-------- Task inputs

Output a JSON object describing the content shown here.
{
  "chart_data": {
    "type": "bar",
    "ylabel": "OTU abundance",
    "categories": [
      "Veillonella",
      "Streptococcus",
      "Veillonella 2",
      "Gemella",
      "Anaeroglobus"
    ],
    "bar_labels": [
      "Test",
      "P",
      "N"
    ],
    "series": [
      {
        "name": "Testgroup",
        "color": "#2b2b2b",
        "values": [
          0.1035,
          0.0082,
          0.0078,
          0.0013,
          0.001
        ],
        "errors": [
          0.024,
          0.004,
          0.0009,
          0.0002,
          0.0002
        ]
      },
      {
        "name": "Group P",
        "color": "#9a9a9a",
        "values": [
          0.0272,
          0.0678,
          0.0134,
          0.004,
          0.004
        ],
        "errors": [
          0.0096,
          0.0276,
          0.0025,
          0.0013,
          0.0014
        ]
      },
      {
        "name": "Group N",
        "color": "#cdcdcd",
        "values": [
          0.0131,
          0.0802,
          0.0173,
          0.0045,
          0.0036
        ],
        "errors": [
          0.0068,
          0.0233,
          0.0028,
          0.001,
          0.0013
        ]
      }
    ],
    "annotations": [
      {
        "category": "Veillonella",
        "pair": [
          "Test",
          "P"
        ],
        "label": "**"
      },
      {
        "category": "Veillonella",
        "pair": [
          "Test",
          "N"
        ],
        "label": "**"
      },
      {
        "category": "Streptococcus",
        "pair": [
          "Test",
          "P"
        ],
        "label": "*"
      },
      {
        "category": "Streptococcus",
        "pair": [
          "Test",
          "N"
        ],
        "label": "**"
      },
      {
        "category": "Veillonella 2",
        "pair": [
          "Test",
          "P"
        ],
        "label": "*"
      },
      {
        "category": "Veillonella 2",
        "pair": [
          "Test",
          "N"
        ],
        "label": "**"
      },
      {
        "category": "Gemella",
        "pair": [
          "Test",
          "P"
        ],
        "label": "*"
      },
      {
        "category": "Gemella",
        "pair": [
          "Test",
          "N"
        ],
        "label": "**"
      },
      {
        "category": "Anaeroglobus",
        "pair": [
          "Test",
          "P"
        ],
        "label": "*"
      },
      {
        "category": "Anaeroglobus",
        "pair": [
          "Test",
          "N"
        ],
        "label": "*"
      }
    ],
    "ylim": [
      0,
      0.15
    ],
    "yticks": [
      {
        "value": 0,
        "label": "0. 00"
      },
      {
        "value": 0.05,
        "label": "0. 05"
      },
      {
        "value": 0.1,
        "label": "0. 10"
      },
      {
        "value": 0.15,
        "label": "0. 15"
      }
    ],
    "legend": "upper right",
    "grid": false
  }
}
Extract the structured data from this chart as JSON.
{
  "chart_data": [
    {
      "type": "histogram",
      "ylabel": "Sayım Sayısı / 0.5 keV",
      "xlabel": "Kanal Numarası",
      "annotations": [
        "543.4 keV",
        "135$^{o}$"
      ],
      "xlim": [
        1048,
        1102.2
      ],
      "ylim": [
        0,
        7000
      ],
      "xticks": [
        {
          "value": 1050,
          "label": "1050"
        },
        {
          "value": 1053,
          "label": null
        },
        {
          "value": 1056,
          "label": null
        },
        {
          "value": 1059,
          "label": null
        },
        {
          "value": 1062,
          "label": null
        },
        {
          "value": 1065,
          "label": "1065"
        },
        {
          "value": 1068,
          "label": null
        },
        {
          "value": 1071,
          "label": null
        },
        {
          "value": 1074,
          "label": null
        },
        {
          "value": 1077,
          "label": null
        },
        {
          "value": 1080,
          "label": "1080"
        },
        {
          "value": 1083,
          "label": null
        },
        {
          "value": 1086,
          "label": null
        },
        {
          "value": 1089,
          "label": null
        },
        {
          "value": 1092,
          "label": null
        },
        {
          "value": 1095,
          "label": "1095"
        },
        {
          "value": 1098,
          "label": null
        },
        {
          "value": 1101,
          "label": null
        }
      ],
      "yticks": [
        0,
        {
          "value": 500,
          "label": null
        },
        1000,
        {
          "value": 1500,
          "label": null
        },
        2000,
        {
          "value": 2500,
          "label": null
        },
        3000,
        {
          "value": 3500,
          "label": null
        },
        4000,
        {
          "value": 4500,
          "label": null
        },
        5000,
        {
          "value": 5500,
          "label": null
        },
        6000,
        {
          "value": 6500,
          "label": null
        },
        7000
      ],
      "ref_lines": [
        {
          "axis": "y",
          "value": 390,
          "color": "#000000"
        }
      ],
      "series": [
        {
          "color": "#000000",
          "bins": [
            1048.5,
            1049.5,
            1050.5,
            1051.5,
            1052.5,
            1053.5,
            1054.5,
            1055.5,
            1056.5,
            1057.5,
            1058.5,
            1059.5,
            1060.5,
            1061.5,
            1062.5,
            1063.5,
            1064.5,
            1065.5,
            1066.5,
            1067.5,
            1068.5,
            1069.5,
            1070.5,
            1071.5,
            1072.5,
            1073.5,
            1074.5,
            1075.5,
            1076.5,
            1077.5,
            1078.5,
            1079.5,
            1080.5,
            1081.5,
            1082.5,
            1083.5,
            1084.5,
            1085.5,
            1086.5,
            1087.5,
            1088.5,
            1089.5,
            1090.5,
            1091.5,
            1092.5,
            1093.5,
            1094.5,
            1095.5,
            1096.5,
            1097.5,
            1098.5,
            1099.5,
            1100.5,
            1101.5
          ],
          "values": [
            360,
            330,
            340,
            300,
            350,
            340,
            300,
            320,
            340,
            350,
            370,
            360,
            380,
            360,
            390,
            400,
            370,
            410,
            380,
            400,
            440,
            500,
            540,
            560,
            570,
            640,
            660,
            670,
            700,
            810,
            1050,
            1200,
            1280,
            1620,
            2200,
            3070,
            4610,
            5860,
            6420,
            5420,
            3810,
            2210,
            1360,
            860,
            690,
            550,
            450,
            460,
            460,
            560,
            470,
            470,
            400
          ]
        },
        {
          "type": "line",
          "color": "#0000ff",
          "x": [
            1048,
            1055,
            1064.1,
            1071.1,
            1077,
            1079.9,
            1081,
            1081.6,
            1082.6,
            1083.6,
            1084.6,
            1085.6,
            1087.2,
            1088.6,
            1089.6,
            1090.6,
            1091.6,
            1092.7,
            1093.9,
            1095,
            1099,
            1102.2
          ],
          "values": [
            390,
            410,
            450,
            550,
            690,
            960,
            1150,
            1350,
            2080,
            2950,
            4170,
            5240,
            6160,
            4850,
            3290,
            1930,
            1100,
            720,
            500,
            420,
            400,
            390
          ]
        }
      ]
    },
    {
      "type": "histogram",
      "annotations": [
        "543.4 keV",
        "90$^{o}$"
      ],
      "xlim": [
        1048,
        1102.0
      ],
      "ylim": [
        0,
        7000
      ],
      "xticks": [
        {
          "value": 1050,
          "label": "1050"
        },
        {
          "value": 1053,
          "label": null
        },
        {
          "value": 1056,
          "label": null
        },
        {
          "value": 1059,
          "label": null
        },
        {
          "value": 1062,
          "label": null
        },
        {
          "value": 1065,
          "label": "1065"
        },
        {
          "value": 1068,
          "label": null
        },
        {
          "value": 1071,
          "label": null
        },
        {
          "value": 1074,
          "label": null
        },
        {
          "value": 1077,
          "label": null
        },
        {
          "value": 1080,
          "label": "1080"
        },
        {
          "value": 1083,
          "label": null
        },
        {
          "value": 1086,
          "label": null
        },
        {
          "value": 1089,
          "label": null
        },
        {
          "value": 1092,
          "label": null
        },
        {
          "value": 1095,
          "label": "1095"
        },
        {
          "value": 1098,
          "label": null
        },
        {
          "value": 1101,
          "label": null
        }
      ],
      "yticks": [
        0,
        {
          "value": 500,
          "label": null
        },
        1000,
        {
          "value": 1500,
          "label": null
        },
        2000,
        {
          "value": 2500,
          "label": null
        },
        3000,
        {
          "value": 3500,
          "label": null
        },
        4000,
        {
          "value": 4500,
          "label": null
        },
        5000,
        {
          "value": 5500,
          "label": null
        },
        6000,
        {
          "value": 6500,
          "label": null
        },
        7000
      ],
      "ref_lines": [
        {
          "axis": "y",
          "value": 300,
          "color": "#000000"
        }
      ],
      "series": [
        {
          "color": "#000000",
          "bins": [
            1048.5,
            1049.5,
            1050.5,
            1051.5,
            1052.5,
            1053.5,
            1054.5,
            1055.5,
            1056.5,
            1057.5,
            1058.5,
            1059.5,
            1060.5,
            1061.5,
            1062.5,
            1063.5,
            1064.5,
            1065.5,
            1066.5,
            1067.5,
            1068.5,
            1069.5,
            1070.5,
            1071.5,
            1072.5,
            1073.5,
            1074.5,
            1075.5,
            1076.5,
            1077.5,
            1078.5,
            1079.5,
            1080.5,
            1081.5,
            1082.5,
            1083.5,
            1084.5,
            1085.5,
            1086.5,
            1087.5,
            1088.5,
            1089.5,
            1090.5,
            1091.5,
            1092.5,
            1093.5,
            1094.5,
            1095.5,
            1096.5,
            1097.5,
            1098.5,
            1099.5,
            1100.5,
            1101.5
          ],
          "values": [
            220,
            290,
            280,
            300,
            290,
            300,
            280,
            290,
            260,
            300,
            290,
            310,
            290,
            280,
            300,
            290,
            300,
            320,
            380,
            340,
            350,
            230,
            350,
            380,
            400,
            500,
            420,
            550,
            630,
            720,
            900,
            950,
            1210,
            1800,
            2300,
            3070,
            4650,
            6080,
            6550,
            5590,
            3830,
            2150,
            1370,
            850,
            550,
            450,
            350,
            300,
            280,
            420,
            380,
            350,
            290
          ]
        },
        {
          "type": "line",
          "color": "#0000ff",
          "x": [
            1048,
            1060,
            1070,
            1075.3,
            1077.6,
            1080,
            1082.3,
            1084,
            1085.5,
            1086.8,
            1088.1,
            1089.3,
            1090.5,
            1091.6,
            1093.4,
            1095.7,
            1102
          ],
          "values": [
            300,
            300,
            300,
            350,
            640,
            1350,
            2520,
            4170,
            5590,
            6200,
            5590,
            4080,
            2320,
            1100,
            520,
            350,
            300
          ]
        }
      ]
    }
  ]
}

----------------

**Task instructions**
Extract every line above that contains the word "name".

**Completed exercise**
        "name": "Testgroup",
        "name": "Group P",
        "name": "Group N",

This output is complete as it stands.